## WRITTEN PROBLEM
Switch "Chickasaw" to "Cherokee" in everything from the line containing "point-series0-5 — [79, 609, 97, 628]" down to the line containing "point-series0-61 — [674, 434, 692, 452]", and write those lines out again with nothing else changed.

Stored entries:

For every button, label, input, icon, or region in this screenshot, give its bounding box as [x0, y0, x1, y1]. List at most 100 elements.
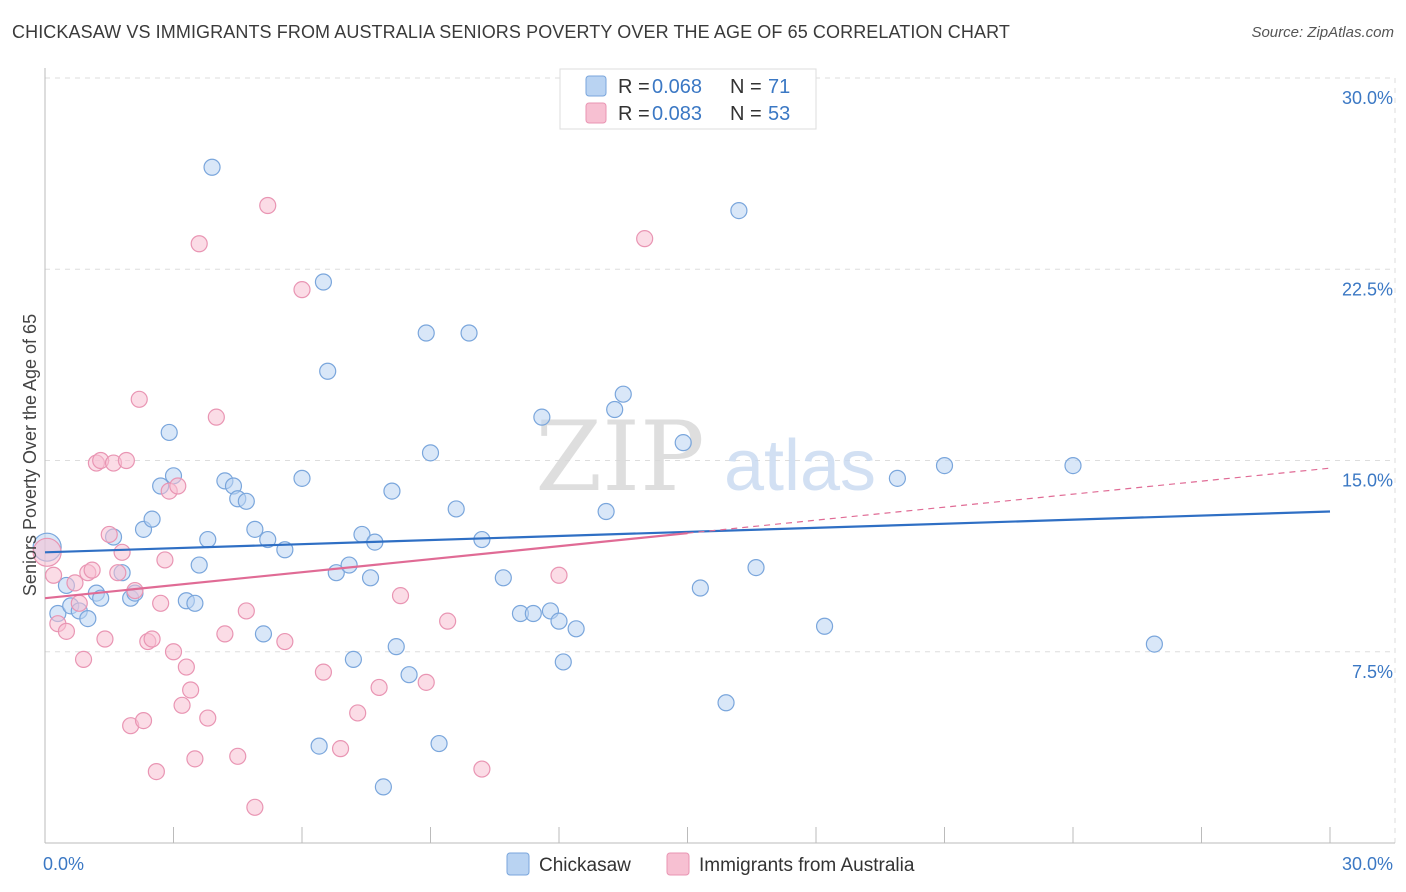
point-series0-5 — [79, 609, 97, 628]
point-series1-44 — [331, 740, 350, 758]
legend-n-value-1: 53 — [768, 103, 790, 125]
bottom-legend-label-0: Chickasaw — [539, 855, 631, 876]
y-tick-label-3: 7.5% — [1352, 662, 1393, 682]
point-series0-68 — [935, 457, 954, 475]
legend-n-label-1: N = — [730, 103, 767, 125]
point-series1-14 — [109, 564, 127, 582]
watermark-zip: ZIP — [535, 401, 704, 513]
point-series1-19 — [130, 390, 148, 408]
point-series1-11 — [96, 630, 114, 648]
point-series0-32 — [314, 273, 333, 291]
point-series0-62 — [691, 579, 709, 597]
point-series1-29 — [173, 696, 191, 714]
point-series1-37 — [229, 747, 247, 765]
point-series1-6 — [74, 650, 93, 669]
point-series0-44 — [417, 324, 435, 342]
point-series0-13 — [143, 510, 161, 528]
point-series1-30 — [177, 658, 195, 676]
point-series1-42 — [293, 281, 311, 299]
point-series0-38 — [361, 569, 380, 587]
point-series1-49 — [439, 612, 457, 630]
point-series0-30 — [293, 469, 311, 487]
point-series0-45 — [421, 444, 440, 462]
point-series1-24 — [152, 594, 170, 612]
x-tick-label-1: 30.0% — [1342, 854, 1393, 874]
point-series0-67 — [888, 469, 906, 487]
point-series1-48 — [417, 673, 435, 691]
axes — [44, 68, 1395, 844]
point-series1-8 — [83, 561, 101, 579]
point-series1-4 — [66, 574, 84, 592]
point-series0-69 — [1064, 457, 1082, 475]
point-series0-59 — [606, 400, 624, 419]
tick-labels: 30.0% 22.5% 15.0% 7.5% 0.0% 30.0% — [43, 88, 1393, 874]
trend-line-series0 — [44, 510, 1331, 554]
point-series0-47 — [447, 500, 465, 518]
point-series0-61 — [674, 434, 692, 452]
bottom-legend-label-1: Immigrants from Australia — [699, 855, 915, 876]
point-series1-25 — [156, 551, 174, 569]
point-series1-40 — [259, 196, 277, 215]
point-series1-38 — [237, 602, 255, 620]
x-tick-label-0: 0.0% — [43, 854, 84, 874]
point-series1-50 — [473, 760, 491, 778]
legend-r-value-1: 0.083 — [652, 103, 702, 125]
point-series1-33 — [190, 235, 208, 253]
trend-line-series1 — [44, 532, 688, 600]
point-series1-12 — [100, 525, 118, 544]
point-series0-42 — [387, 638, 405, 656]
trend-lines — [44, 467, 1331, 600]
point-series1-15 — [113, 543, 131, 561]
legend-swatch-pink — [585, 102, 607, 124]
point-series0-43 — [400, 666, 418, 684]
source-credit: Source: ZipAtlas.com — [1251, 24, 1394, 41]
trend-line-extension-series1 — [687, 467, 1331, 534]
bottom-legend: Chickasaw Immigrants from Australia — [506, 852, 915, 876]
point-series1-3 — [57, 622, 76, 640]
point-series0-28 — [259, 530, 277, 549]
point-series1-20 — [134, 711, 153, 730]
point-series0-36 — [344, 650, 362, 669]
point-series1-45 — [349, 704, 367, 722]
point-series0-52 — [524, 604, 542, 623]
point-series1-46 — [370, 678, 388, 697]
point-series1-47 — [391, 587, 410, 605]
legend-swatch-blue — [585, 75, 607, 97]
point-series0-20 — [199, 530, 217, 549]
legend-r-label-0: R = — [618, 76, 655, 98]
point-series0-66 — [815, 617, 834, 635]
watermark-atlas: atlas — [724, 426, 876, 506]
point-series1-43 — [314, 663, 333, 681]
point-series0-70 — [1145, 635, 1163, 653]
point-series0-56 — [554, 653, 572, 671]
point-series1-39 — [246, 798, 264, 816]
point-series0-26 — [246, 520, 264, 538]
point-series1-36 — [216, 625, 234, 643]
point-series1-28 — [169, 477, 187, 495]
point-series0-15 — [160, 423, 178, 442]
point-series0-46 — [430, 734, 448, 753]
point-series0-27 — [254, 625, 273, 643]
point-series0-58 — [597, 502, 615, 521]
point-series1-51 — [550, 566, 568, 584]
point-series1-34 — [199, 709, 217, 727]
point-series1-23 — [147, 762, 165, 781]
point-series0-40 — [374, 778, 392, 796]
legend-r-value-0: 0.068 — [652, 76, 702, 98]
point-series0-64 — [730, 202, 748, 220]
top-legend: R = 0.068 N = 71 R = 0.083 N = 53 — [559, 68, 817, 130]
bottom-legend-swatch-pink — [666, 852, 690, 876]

## RESPONSE
point-series0-5 — [79, 609, 97, 628]
point-series1-44 — [331, 740, 350, 758]
legend-n-value-1: 53 — [768, 103, 790, 125]
bottom-legend-label-0: Cherokee — [539, 855, 631, 876]
y-tick-label-3: 7.5% — [1352, 662, 1393, 682]
point-series0-68 — [935, 457, 954, 475]
legend-n-label-1: N = — [730, 103, 767, 125]
point-series1-14 — [109, 564, 127, 582]
watermark-zip: ZIP — [535, 401, 704, 513]
point-series1-19 — [130, 390, 148, 408]
point-series1-11 — [96, 630, 114, 648]
point-series0-32 — [314, 273, 333, 291]
point-series0-62 — [691, 579, 709, 597]
point-series1-29 — [173, 696, 191, 714]
point-series1-37 — [229, 747, 247, 765]
point-series1-6 — [74, 650, 93, 669]
point-series0-44 — [417, 324, 435, 342]
point-series0-13 — [143, 510, 161, 528]
point-series1-30 — [177, 658, 195, 676]
point-series1-42 — [293, 281, 311, 299]
point-series0-38 — [361, 569, 380, 587]
point-series1-49 — [439, 612, 457, 630]
point-series0-30 — [293, 469, 311, 487]
point-series0-45 — [421, 444, 440, 462]
point-series1-24 — [152, 594, 170, 612]
x-tick-label-1: 30.0% — [1342, 854, 1393, 874]
point-series0-67 — [888, 469, 906, 487]
point-series1-48 — [417, 673, 435, 691]
axes — [44, 68, 1395, 844]
point-series1-8 — [83, 561, 101, 579]
point-series1-4 — [66, 574, 84, 592]
point-series0-69 — [1064, 457, 1082, 475]
point-series0-59 — [606, 400, 624, 419]
tick-labels: 30.0% 22.5% 15.0% 7.5% 0.0% 30.0% — [43, 88, 1393, 874]
trend-line-series0 — [44, 510, 1331, 554]
point-series0-47 — [447, 500, 465, 518]
point-series0-61 — [674, 434, 692, 452]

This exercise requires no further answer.